++++ STORED ROWS

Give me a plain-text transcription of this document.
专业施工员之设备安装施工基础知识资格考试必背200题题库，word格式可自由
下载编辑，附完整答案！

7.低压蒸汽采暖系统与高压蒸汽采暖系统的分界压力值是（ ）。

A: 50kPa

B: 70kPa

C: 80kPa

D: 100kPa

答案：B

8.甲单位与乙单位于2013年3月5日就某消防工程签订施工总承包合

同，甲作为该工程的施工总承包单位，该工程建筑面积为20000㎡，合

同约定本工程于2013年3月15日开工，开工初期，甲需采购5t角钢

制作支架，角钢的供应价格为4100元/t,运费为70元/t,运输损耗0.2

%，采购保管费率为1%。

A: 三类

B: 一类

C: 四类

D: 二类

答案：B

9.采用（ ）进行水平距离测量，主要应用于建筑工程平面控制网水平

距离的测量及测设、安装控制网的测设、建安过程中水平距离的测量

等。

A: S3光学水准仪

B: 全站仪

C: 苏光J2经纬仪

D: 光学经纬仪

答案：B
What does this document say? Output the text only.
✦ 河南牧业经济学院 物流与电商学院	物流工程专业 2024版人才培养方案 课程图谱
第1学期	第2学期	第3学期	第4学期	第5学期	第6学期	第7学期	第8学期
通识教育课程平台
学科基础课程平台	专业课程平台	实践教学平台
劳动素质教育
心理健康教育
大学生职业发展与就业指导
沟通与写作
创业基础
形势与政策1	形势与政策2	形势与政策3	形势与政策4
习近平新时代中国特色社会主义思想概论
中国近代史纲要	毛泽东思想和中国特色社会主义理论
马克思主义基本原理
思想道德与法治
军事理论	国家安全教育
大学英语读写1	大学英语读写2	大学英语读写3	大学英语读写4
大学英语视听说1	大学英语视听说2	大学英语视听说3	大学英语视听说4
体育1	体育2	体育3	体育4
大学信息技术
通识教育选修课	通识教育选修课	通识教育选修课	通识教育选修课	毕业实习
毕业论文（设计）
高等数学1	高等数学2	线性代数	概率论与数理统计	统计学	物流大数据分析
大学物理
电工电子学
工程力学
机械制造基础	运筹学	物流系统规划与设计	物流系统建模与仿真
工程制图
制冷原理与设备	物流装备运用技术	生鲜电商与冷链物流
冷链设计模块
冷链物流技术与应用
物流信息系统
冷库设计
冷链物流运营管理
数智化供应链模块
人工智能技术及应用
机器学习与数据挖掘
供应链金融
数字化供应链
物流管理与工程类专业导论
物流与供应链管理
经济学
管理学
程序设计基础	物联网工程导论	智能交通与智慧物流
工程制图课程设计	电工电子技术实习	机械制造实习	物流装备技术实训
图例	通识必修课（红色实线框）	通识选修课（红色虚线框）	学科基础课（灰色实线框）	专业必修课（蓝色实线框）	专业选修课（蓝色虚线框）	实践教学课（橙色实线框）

++++++++

Retype every record above exactly as it appears.

Give me a plain-text transcription of this document.
专业施工员之设备安装施工基础知识资格考试必背200题题库，word格式可自由
下载编辑，附完整答案！

7.低压蒸汽采暖系统与高压蒸汽采暖系统的分界压力值是（ ）。

A: 50kPa

B: 70kPa

C: 80kPa

D: 100kPa

答案：B

8.甲单位与乙单位于2013年3月5日就某消防工程签订施工总承包合

同，甲作为该工程的施工总承包单位，该工程建筑面积为20000㎡，合

同约定本工程于2013年3月15日开工，开工初期，甲需采购5t角钢

制作支架，角钢的供应价格为4100元/t,运费为70元/t,运输损耗0.2

%，采购保管费率为1%。

A: 三类

B: 一类

C: 四类

D: 二类

答案：B

9.采用（ ）进行水平距离测量，主要应用于建筑工程平面控制网水平

距离的测量及测设、安装控制网的测设、建安过程中水平距离的测量

等。

A: S3光学水准仪

B: 全站仪

C: 苏光J2经纬仪

D: 光学经纬仪

答案：B
What does this document say? Output the text only.
✦ 河南牧业经济学院 物流与电商学院	物流工程专业 2024版人才培养方案 课程图谱
第1学期	第2学期	第3学期	第4学期	第5学期	第6学期	第7学期	第8学期
通识教育课程平台
学科基础课程平台	专业课程平台	实践教学平台
劳动素质教育
心理健康教育
大学生职业发展与就业指导
沟通与写作
创业基础
形势与政策1	形势与政策2	形势与政策3	形势与政策4
习近平新时代中国特色社会主义思想概论
中国近代史纲要	毛泽东思想和中国特色社会主义理论
马克思主义基本原理
思想道德与法治
军事理论	国家安全教育
大学英语读写1	大学英语读写2	大学英语读写3	大学英语读写4
大学英语视听说1	大学英语视听说2	大学英语视听说3	大学英语视听说4
体育1	体育2	体育3	体育4
大学信息技术
通识教育选修课	通识教育选修课	通识教育选修课	通识教育选修课	毕业实习
毕业论文（设计）
高等数学1	高等数学2	线性代数	概率论与数理统计	统计学	物流大数据分析
大学物理
电工电子学
工程力学
机械制造基础	运筹学	物流系统规划与设计	物流系统建模与仿真
工程制图
制冷原理与设备	物流装备运用技术	生鲜电商与冷链物流
冷链设计模块
冷链物流技术与应用
物流信息系统
冷库设计
冷链物流运营管理
数智化供应链模块
人工智能技术及应用
机器学习与数据挖掘
供应链金融
数字化供应链
物流管理与工程类专业导论
物流与供应链管理
经济学
管理学
程序设计基础	物联网工程导论	智能交通与智慧物流
工程制图课程设计	电工电子技术实习	机械制造实习	物流装备技术实训
图例	通识必修课（红色实线框）	通识选修课（红色虚线框）	学科基础课（灰色实线框）	专业必修课（蓝色实线框）	专业选修课（蓝色虚线框）	实践教学课（橙色实线框）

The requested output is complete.